** begin RECORDS FOR PROCESSING **

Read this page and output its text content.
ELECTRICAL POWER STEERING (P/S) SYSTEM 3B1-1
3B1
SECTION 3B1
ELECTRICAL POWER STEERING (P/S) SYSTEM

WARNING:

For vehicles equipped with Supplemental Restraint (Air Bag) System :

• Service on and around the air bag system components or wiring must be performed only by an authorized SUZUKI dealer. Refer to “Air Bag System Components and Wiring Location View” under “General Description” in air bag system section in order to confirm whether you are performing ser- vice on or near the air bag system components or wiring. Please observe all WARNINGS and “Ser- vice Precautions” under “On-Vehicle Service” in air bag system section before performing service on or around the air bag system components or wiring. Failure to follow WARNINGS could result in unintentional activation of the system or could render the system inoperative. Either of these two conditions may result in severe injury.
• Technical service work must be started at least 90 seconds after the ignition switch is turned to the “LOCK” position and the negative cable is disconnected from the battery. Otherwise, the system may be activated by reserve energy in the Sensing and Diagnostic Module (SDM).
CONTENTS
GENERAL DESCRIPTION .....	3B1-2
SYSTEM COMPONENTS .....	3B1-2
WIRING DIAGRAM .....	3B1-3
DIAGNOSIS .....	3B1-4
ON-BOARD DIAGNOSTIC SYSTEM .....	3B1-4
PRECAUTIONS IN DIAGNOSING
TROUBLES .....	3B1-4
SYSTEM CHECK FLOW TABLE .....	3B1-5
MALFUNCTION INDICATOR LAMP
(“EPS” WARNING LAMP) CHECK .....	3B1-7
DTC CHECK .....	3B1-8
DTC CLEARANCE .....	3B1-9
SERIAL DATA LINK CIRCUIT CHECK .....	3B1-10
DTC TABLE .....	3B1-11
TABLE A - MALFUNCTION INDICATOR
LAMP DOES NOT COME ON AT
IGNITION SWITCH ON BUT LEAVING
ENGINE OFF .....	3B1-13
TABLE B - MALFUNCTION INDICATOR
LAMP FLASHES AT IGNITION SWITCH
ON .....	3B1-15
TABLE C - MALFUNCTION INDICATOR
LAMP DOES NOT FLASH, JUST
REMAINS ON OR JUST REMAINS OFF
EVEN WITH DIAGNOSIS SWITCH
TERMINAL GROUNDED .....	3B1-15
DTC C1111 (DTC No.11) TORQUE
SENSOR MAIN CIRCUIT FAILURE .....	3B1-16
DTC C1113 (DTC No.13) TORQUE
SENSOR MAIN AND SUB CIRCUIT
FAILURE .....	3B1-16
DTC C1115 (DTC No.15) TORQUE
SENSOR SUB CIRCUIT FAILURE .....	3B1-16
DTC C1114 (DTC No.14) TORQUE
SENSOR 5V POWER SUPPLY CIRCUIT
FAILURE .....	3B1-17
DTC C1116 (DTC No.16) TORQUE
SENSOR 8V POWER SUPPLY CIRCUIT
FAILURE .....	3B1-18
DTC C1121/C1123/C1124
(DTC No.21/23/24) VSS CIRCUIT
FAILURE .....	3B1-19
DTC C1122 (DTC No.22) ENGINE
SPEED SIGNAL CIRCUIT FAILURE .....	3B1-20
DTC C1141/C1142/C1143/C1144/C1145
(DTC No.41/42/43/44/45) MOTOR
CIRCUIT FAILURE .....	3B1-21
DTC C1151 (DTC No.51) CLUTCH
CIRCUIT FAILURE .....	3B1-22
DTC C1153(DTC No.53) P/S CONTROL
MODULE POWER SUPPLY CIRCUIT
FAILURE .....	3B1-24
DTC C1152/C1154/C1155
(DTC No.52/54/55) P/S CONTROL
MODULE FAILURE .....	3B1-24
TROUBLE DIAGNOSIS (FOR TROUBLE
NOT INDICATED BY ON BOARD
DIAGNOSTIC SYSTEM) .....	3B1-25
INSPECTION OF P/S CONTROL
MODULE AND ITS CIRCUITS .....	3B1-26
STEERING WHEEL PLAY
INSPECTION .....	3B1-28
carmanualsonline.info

** end RECORDS FOR PROCESSING **

## GOAL OF THE EXERCISE
Write the data out again in full and exactly.

## REPLY
Read this page and output its text content.
ELECTRICAL POWER STEERING (P/S) SYSTEM 3B1-1
3B1
SECTION 3B1
ELECTRICAL POWER STEERING (P/S) SYSTEM

WARNING:

For vehicles equipped with Supplemental Restraint (Air Bag) System :

• Service on and around the air bag system components or wiring must be performed only by an authorized SUZUKI dealer. Refer to “Air Bag System Components and Wiring Location View” under “General Description” in air bag system section in order to confirm whether you are performing ser- vice on or near the air bag system components or wiring. Please observe all WARNINGS and “Ser- vice Precautions” under “On-Vehicle Service” in air bag system section before performing service on or around the air bag system components or wiring. Failure to follow WARNINGS could result in unintentional activation of the system or could render the system inoperative. Either of these two conditions may result in severe injury.
• Technical service work must be started at least 90 seconds after the ignition switch is turned to the “LOCK” position and the negative cable is disconnected from the battery. Otherwise, the system may be activated by reserve energy in the Sensing and Diagnostic Module (SDM).
CONTENTS
GENERAL DESCRIPTION .....	3B1-2
SYSTEM COMPONENTS .....	3B1-2
WIRING DIAGRAM .....	3B1-3
DIAGNOSIS .....	3B1-4
ON-BOARD DIAGNOSTIC SYSTEM .....	3B1-4
PRECAUTIONS IN DIAGNOSING
TROUBLES .....	3B1-4
SYSTEM CHECK FLOW TABLE .....	3B1-5
MALFUNCTION INDICATOR LAMP
(“EPS” WARNING LAMP) CHECK .....	3B1-7
DTC CHECK .....	3B1-8
DTC CLEARANCE .....	3B1-9
SERIAL DATA LINK CIRCUIT CHECK .....	3B1-10
DTC TABLE .....	3B1-11
TABLE A - MALFUNCTION INDICATOR
LAMP DOES NOT COME ON AT
IGNITION SWITCH ON BUT LEAVING
ENGINE OFF .....	3B1-13
TABLE B - MALFUNCTION INDICATOR
LAMP FLASHES AT IGNITION SWITCH
ON .....	3B1-15
TABLE C - MALFUNCTION INDICATOR
LAMP DOES NOT FLASH, JUST
REMAINS ON OR JUST REMAINS OFF
EVEN WITH DIAGNOSIS SWITCH
TERMINAL GROUNDED .....	3B1-15
DTC C1111 (DTC No.11) TORQUE
SENSOR MAIN CIRCUIT FAILURE .....	3B1-16
DTC C1113 (DTC No.13) TORQUE
SENSOR MAIN AND SUB CIRCUIT
FAILURE .....	3B1-16
DTC C1115 (DTC No.15) TORQUE
SENSOR SUB CIRCUIT FAILURE .....	3B1-16
DTC C1114 (DTC No.14) TORQUE
SENSOR 5V POWER SUPPLY CIRCUIT
FAILURE .....	3B1-17
DTC C1116 (DTC No.16) TORQUE
SENSOR 8V POWER SUPPLY CIRCUIT
FAILURE .....	3B1-18
DTC C1121/C1123/C1124
(DTC No.21/23/24) VSS CIRCUIT
FAILURE .....	3B1-19
DTC C1122 (DTC No.22) ENGINE
SPEED SIGNAL CIRCUIT FAILURE .....	3B1-20
DTC C1141/C1142/C1143/C1144/C1145
(DTC No.41/42/43/44/45) MOTOR
CIRCUIT FAILURE .....	3B1-21
DTC C1151 (DTC No.51) CLUTCH
CIRCUIT FAILURE .....	3B1-22
DTC C1153(DTC No.53) P/S CONTROL
MODULE POWER SUPPLY CIRCUIT
FAILURE .....	3B1-24
DTC C1152/C1154/C1155
(DTC No.52/54/55) P/S CONTROL
MODULE FAILURE .....	3B1-24
TROUBLE DIAGNOSIS (FOR TROUBLE
NOT INDICATED BY ON BOARD
DIAGNOSTIC SYSTEM) .....	3B1-25
INSPECTION OF P/S CONTROL
MODULE AND ITS CIRCUITS .....	3B1-26
STEERING WHEEL PLAY
INSPECTION .....	3B1-28
carmanualsonline.info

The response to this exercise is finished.